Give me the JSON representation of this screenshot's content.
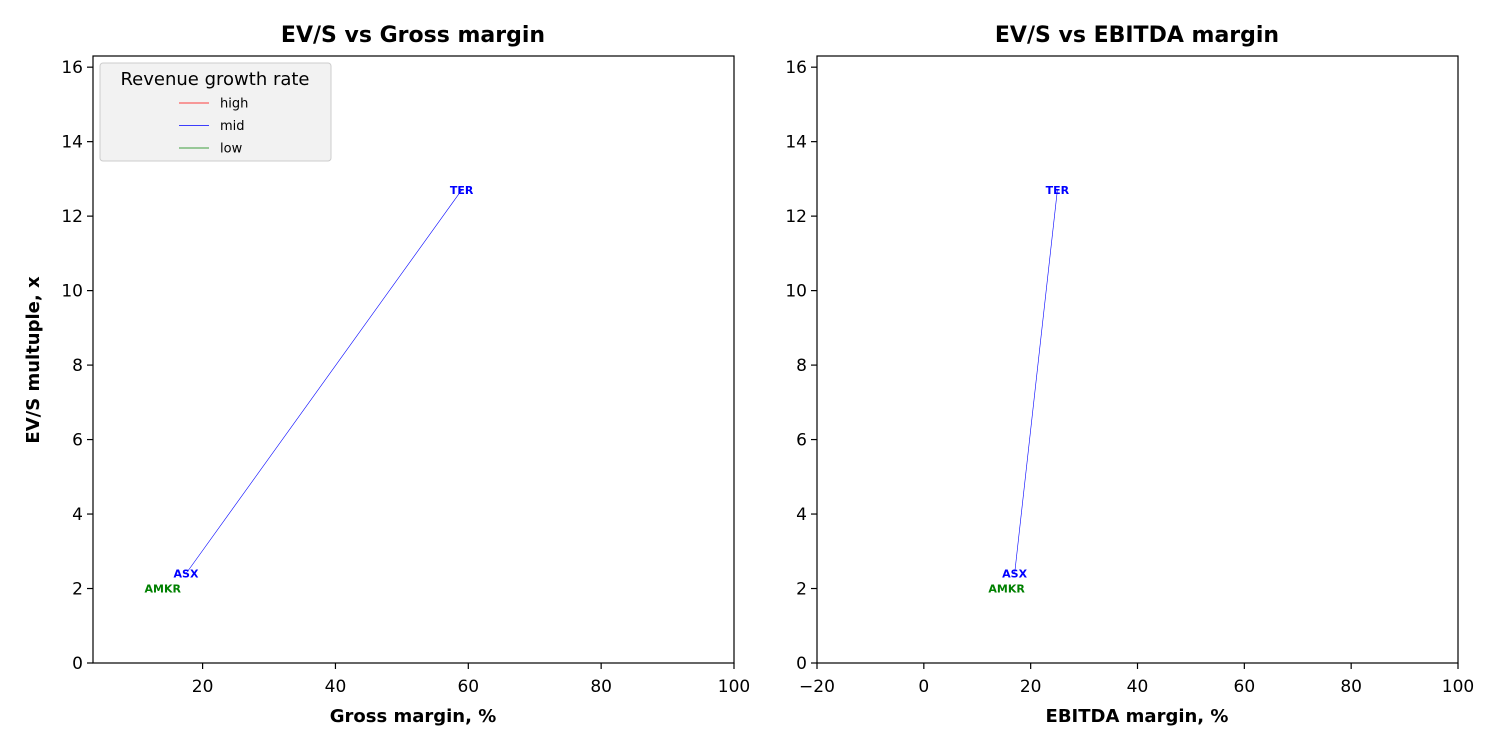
{
  "colors": {
    "high": "#ff0000",
    "mid": "#0000ff",
    "low": "#008000"
  },
  "legend": {
    "title": "Revenue growth rate",
    "placement": "upper-left",
    "entries": [
      {
        "label": "high",
        "color": "#ff0000"
      },
      {
        "label": "mid",
        "color": "#0000ff"
      },
      {
        "label": "low",
        "color": "#008000"
      }
    ]
  },
  "chart_data": [
    {
      "type": "line",
      "title": "EV/S vs Gross margin",
      "xlabel": "Gross margin, %",
      "ylabel": "EV/S multuple, x",
      "xlim": [
        3.5,
        100
      ],
      "ylim": [
        0,
        16.3
      ],
      "xticks": [
        "20",
        "40",
        "60",
        "80",
        "100"
      ],
      "yticks": [
        "0",
        "2",
        "4",
        "6",
        "8",
        "10",
        "12",
        "14",
        "16"
      ],
      "grid": false,
      "series": [
        {
          "name": "mid",
          "color": "#0000ff",
          "x": [
            17.5,
            59
          ],
          "y": [
            2.4,
            12.7
          ]
        }
      ],
      "points": [
        {
          "label": "TER",
          "group": "mid",
          "x": 59,
          "y": 12.7
        },
        {
          "label": "ASX",
          "group": "mid",
          "x": 17.5,
          "y": 2.4
        },
        {
          "label": "AMKR",
          "group": "low",
          "x": 14,
          "y": 2.0
        }
      ]
    },
    {
      "type": "line",
      "title": "EV/S vs EBITDA margin",
      "xlabel": "EBITDA margin, %",
      "ylabel": "",
      "xlim": [
        -20,
        100
      ],
      "ylim": [
        0,
        16.3
      ],
      "xticks": [
        "−20",
        "0",
        "20",
        "40",
        "60",
        "80",
        "100"
      ],
      "yticks": [
        "0",
        "2",
        "4",
        "6",
        "8",
        "10",
        "12",
        "14",
        "16"
      ],
      "grid": false,
      "series": [
        {
          "name": "mid",
          "color": "#0000ff",
          "x": [
            17,
            25
          ],
          "y": [
            2.4,
            12.7
          ]
        }
      ],
      "points": [
        {
          "label": "TER",
          "group": "mid",
          "x": 25,
          "y": 12.7
        },
        {
          "label": "ASX",
          "group": "mid",
          "x": 17,
          "y": 2.4
        },
        {
          "label": "AMKR",
          "group": "low",
          "x": 15.5,
          "y": 2.0
        }
      ]
    }
  ]
}
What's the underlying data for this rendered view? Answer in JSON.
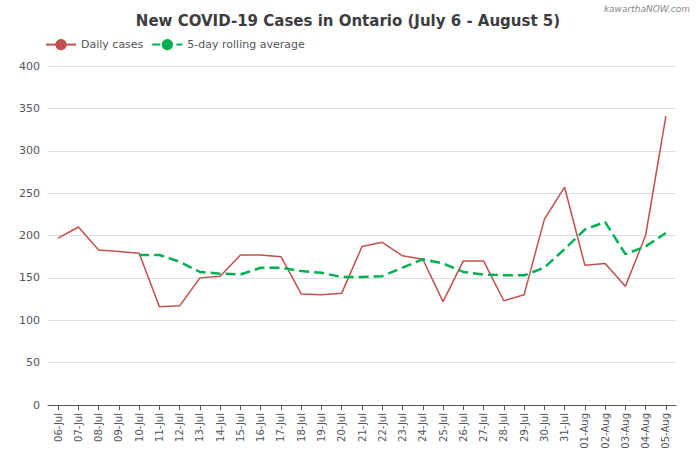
{
  "chart_data": {
    "type": "line",
    "title": "New COVID-19 Cases in Ontario (July 6 - August 5)",
    "annotations": [
      "kawarthaNOW.com"
    ],
    "categories": [
      "06-Jul",
      "07-Jul",
      "08-Jul",
      "09-Jul",
      "10-Jul",
      "11-Jul",
      "12-Jul",
      "13-Jul",
      "14-Jul",
      "15-Jul",
      "16-Jul",
      "17-Jul",
      "18-Jul",
      "19-Jul",
      "20-Jul",
      "21-Jul",
      "22-Jul",
      "23-Jul",
      "24-Jul",
      "25-Jul",
      "26-Jul",
      "27-Jul",
      "28-Jul",
      "29-Jul",
      "30-Jul",
      "31-Jul",
      "01-Aug",
      "02-Aug",
      "03-Aug",
      "04-Aug",
      "05-Aug"
    ],
    "series": [
      {
        "name": "Daily cases",
        "color": "#c0504d",
        "line_style": "solid",
        "values": [
          197,
          210,
          183,
          181,
          179,
          116,
          117,
          150,
          152,
          177,
          177,
          175,
          131,
          130,
          132,
          187,
          192,
          176,
          172,
          122,
          170,
          170,
          123,
          130,
          219,
          257,
          165,
          167,
          140,
          200,
          341
        ]
      },
      {
        "name": "5-day rolling average",
        "color": "#00b050",
        "line_style": "dashed",
        "values": [
          null,
          null,
          null,
          null,
          177,
          177,
          169,
          157,
          155,
          154,
          162,
          162,
          158,
          156,
          151,
          151,
          152,
          162,
          172,
          167,
          157,
          154,
          153,
          153,
          162,
          184,
          207,
          216,
          178,
          187,
          203
        ]
      }
    ],
    "ylim": [
      0,
      400
    ],
    "yticks": [
      0,
      50,
      100,
      150,
      200,
      250,
      300,
      350,
      400
    ],
    "grid": true,
    "legend": "upper left"
  }
}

......

→ **WHAT TO WORK ON**
From the listing above, pick out every line containing "this".

→ **FULL OUTPUT**
Give me the JSON representation of this screenshot's content.
What's the underlying data for this rendered view? Answer in JSON.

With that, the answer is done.